RECORDS SUPPLIED |
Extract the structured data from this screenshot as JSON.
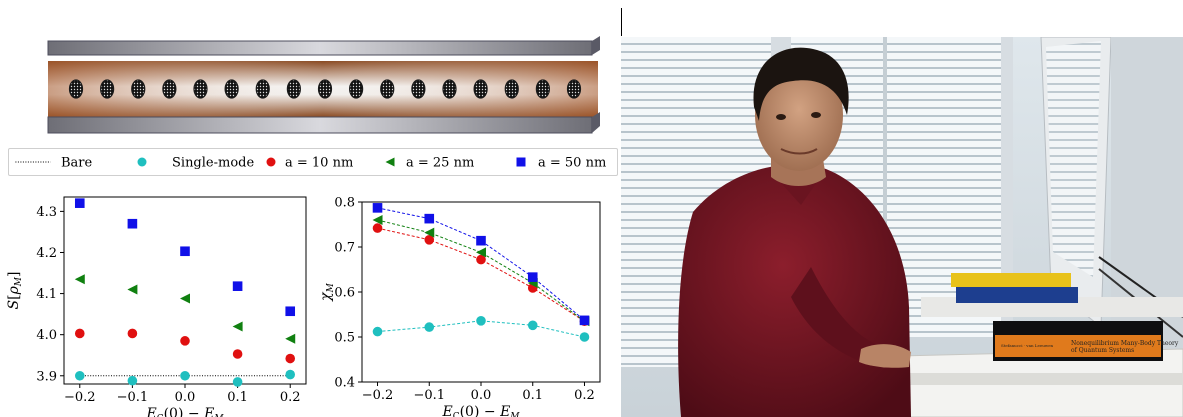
{
  "schematic": {
    "dot_count": 17,
    "dot_fill": "#1a1a1a",
    "core_color": "#b0693e",
    "mirror_color": "#8c8c92"
  },
  "legend": {
    "items": [
      {
        "label": "Bare",
        "marker": "dotted-line",
        "color": "#000000"
      },
      {
        "label": "Single-mode",
        "marker": "circle",
        "color": "#1fbfbf"
      },
      {
        "label": "a = 10 nm",
        "marker": "circle",
        "color": "#e01010"
      },
      {
        "label": "a = 25 nm",
        "marker": "triangle-left",
        "color": "#108010"
      },
      {
        "label": "a = 50 nm",
        "marker": "square",
        "color": "#1010e8"
      }
    ]
  },
  "chart_data": [
    {
      "type": "scatter",
      "ylabel": "S[ρ_M]",
      "xlabel": "E_C(0) − E_M",
      "xlim": [
        -0.23,
        0.23
      ],
      "ylim": [
        3.88,
        4.335
      ],
      "xticks": [
        "−0.2",
        "−0.1",
        "0.0",
        "0.1",
        "0.2"
      ],
      "xtick_values": [
        -0.2,
        -0.1,
        0.0,
        0.1,
        0.2
      ],
      "yticks": [
        "3.9",
        "4.0",
        "4.1",
        "4.2",
        "4.3"
      ],
      "ytick_values": [
        3.9,
        4.0,
        4.1,
        4.2,
        4.3
      ],
      "x": [
        -0.2,
        -0.1,
        0.0,
        0.1,
        0.2
      ],
      "bare_line": 3.9,
      "series": [
        {
          "name": "Single-mode",
          "values": [
            3.9,
            3.888,
            3.9,
            3.885,
            3.903
          ],
          "marker": "circle",
          "color": "#1fbfbf"
        },
        {
          "name": "a = 10 nm",
          "values": [
            4.003,
            4.003,
            3.985,
            3.953,
            3.942
          ],
          "marker": "circle",
          "color": "#e01010"
        },
        {
          "name": "a = 25 nm",
          "values": [
            4.135,
            4.11,
            4.088,
            4.02,
            3.99
          ],
          "marker": "triangle-left",
          "color": "#108010"
        },
        {
          "name": "a = 50 nm",
          "values": [
            4.32,
            4.27,
            4.203,
            4.118,
            4.057
          ],
          "marker": "square",
          "color": "#1010e8"
        }
      ]
    },
    {
      "type": "line",
      "ylabel": "χ_M",
      "xlabel": "E_C(0) − E_M",
      "xlim": [
        -0.23,
        0.23
      ],
      "ylim": [
        0.4,
        0.8
      ],
      "xticks": [
        "−0.2",
        "−0.1",
        "0.0",
        "0.1",
        "0.2"
      ],
      "xtick_values": [
        -0.2,
        -0.1,
        0.0,
        0.1,
        0.2
      ],
      "yticks": [
        "0.4",
        "0.5",
        "0.6",
        "0.7",
        "0.8"
      ],
      "ytick_values": [
        0.4,
        0.5,
        0.6,
        0.7,
        0.8
      ],
      "x": [
        -0.2,
        -0.1,
        0.0,
        0.1,
        0.2
      ],
      "series": [
        {
          "name": "Single-mode",
          "values": [
            0.512,
            0.522,
            0.536,
            0.526,
            0.5
          ],
          "marker": "circle",
          "color": "#1fbfbf"
        },
        {
          "name": "a = 10 nm",
          "values": [
            0.742,
            0.716,
            0.672,
            0.609,
            0.535
          ],
          "marker": "circle",
          "color": "#e01010"
        },
        {
          "name": "a = 25 nm",
          "values": [
            0.76,
            0.732,
            0.688,
            0.62,
            0.535
          ],
          "marker": "triangle-left",
          "color": "#108010"
        },
        {
          "name": "a = 50 nm",
          "values": [
            0.787,
            0.763,
            0.714,
            0.633,
            0.537
          ],
          "marker": "square",
          "color": "#1010e8"
        }
      ]
    }
  ],
  "photo": {
    "books": [
      {
        "title": "Nonequilibrium Many-Body Theory",
        "subtitle": "of Quantum Systems",
        "author": "Stefanucci · van Leeuwen"
      }
    ]
  }
}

TASK DESCRIPTION | Repeat the material verbatim. Do not carry over any picture.

RESULT FOR THIS TASK |
Extract the structured data from this screenshot as JSON.
{
  "schematic": {
    "dot_count": 17,
    "dot_fill": "#1a1a1a",
    "core_color": "#b0693e",
    "mirror_color": "#8c8c92"
  },
  "legend": {
    "items": [
      {
        "label": "Bare",
        "marker": "dotted-line",
        "color": "#000000"
      },
      {
        "label": "Single-mode",
        "marker": "circle",
        "color": "#1fbfbf"
      },
      {
        "label": "a = 10 nm",
        "marker": "circle",
        "color": "#e01010"
      },
      {
        "label": "a = 25 nm",
        "marker": "triangle-left",
        "color": "#108010"
      },
      {
        "label": "a = 50 nm",
        "marker": "square",
        "color": "#1010e8"
      }
    ]
  },
  "chart_data": [
    {
      "type": "scatter",
      "ylabel": "S[ρ_M]",
      "xlabel": "E_C(0) − E_M",
      "xlim": [
        -0.23,
        0.23
      ],
      "ylim": [
        3.88,
        4.335
      ],
      "xticks": [
        "−0.2",
        "−0.1",
        "0.0",
        "0.1",
        "0.2"
      ],
      "xtick_values": [
        -0.2,
        -0.1,
        0.0,
        0.1,
        0.2
      ],
      "yticks": [
        "3.9",
        "4.0",
        "4.1",
        "4.2",
        "4.3"
      ],
      "ytick_values": [
        3.9,
        4.0,
        4.1,
        4.2,
        4.3
      ],
      "x": [
        -0.2,
        -0.1,
        0.0,
        0.1,
        0.2
      ],
      "bare_line": 3.9,
      "series": [
        {
          "name": "Single-mode",
          "values": [
            3.9,
            3.888,
            3.9,
            3.885,
            3.903
          ],
          "marker": "circle",
          "color": "#1fbfbf"
        },
        {
          "name": "a = 10 nm",
          "values": [
            4.003,
            4.003,
            3.985,
            3.953,
            3.942
          ],
          "marker": "circle",
          "color": "#e01010"
        },
        {
          "name": "a = 25 nm",
          "values": [
            4.135,
            4.11,
            4.088,
            4.02,
            3.99
          ],
          "marker": "triangle-left",
          "color": "#108010"
        },
        {
          "name": "a = 50 nm",
          "values": [
            4.32,
            4.27,
            4.203,
            4.118,
            4.057
          ],
          "marker": "square",
          "color": "#1010e8"
        }
      ]
    },
    {
      "type": "line",
      "ylabel": "χ_M",
      "xlabel": "E_C(0) − E_M",
      "xlim": [
        -0.23,
        0.23
      ],
      "ylim": [
        0.4,
        0.8
      ],
      "xticks": [
        "−0.2",
        "−0.1",
        "0.0",
        "0.1",
        "0.2"
      ],
      "xtick_values": [
        -0.2,
        -0.1,
        0.0,
        0.1,
        0.2
      ],
      "yticks": [
        "0.4",
        "0.5",
        "0.6",
        "0.7",
        "0.8"
      ],
      "ytick_values": [
        0.4,
        0.5,
        0.6,
        0.7,
        0.8
      ],
      "x": [
        -0.2,
        -0.1,
        0.0,
        0.1,
        0.2
      ],
      "series": [
        {
          "name": "Single-mode",
          "values": [
            0.512,
            0.522,
            0.536,
            0.526,
            0.5
          ],
          "marker": "circle",
          "color": "#1fbfbf"
        },
        {
          "name": "a = 10 nm",
          "values": [
            0.742,
            0.716,
            0.672,
            0.609,
            0.535
          ],
          "marker": "circle",
          "color": "#e01010"
        },
        {
          "name": "a = 25 nm",
          "values": [
            0.76,
            0.732,
            0.688,
            0.62,
            0.535
          ],
          "marker": "triangle-left",
          "color": "#108010"
        },
        {
          "name": "a = 50 nm",
          "values": [
            0.787,
            0.763,
            0.714,
            0.633,
            0.537
          ],
          "marker": "square",
          "color": "#1010e8"
        }
      ]
    }
  ],
  "photo": {
    "books": [
      {
        "title": "Nonequilibrium Many-Body Theory",
        "subtitle": "of Quantum Systems",
        "author": "Stefanucci · van Leeuwen"
      }
    ]
  }
}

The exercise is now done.